_Item de ação_. Reproduza fielmente a parte do texto sobre senhas que começa em “Esta toupeirice das” e segue até “aumento do risco!”.

_Trecho fornecido_.
================================
Para o método “força bruta”, 3 tentativas ou 6 ou 9 ou 12 não vão fazer a menor diferença, pois ele depende de 10.000 tentativas (no caso de senha de 4 dígitos numéricos, que é um mínimo). Não haveria portanto o menor problema se tivéssemos 6, 7 ou 9 tentativas de acessar nossa senha. Mas não; o impotante é o Administrador dar a impressão de estar sendo zeloso, mesmo que para tal seja necesssário ser um rematado imbecil!

Esta toupeirice das senhas chegou ao absurdo em um conhecido Banco, onde as senhas dos cartões de saque – que acessam TODA a vida finaceira do cliente – têm 4 dígitos que não mudam JAMAIS; mas a senha de acesso ao voice mail tem 8 dígitos que devem ser mudados a cada 30 dias!!!

Note-se que não estou defendendo a troca constante de senhas, muito pelo contrário: tais trocas regulares das tantas senhas que temos no dia-a-dia, cada qual com suas próprias regras construtivas (maiúsculas, algarismos, não-repetição de caracteres, etc) levam o pobre cidadão a acabar anotando sua senha, e isto sim, é perigoso. Ou seja: a regra que um boçal de Compliance pariu para aumentar a segurança, graças a sua falta de percepção, empatia e inteligência, ocasionou um aumento do risco!

Nossa vida é regrada por toupeiras de Compliance que se preocupam em colocar dentro de casa grades que atrapalham os moradores, mas não os ladrões. Se dependesse do raciocínio deste tipo de mané, a velocidade máxima nas Rodovias seria 5 km/hora, pois assim não teríamos mais acidentes.

(fev/2010)
================================
(Dados de análise do layout da página)

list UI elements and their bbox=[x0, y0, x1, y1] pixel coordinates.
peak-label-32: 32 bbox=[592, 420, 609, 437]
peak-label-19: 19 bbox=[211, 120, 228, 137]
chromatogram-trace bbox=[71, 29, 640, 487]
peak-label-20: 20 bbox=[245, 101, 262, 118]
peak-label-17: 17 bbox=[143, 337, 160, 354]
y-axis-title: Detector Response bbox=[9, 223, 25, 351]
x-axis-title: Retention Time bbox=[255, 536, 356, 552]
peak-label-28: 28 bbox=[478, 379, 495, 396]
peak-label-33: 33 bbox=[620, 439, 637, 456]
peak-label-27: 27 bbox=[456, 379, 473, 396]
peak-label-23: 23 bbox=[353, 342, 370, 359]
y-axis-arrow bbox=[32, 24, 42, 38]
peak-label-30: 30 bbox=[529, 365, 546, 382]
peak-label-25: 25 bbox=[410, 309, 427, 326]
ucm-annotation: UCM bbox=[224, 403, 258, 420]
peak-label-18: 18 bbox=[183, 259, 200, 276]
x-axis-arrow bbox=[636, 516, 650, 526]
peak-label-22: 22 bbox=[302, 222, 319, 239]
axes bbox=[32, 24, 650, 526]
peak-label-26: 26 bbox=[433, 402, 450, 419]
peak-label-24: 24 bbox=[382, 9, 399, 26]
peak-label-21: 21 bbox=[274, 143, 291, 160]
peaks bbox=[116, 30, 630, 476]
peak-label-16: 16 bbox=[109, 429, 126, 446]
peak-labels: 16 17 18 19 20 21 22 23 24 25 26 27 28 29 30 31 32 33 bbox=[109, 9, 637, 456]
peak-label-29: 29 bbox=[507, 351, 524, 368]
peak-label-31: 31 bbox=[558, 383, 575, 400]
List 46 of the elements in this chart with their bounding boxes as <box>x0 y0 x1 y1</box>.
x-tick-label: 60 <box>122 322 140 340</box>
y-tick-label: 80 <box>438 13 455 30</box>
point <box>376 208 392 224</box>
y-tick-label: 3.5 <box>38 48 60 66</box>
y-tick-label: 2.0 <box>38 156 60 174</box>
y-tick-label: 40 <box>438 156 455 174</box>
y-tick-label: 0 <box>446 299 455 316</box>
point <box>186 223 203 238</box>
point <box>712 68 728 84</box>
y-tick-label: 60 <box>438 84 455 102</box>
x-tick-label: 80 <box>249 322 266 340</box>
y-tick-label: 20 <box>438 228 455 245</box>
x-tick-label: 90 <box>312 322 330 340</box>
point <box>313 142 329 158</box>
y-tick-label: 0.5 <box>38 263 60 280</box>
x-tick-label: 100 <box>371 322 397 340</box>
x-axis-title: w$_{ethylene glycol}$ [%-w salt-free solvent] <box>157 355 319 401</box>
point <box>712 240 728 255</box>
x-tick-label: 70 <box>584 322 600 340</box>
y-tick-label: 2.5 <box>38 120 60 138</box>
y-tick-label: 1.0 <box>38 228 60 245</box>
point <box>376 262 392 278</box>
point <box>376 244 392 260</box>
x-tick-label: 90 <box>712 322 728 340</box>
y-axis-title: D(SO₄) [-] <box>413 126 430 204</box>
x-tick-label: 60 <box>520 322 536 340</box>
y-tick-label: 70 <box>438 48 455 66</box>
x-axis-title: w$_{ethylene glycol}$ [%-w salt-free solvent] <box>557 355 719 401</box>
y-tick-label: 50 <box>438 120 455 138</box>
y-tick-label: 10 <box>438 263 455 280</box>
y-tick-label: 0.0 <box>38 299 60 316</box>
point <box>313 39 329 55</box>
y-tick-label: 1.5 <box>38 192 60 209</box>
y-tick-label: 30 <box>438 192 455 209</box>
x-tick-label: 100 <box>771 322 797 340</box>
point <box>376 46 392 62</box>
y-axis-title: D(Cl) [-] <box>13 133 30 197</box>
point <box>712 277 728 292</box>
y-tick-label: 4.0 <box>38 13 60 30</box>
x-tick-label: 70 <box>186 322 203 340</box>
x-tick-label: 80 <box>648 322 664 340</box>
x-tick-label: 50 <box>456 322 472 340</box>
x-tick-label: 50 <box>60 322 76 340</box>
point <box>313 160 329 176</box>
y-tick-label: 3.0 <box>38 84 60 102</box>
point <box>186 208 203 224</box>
================================
_Tarefa concluída_.
Esta toupeirice das senhas chegou ao absurdo em um conhecido Banco, onde as senhas dos cartões de saque – que acessam TODA a vida finaceira do cliente – têm 4 dígitos que não mudam JAMAIS; mas a senha de acesso ao voice mail tem 8 dígitos que devem ser mudados a cada 30 dias!!!

Note-se que não estou defendendo a troca constante de senhas, muito pelo contrário: tais trocas regulares das tantas senhas que temos no dia-a-dia, cada qual com suas próprias regras construtivas (maiúsculas, algarismos, não-repetição de caracteres, etc) levam o pobre cidadão a acabar anotando sua senha, e isto sim, é perigoso. Ou seja: a regra que um boçal de Compliance pariu para aumentar a segurança, graças a sua falta de percepção, empatia e inteligência, ocasionou um aumento do risco!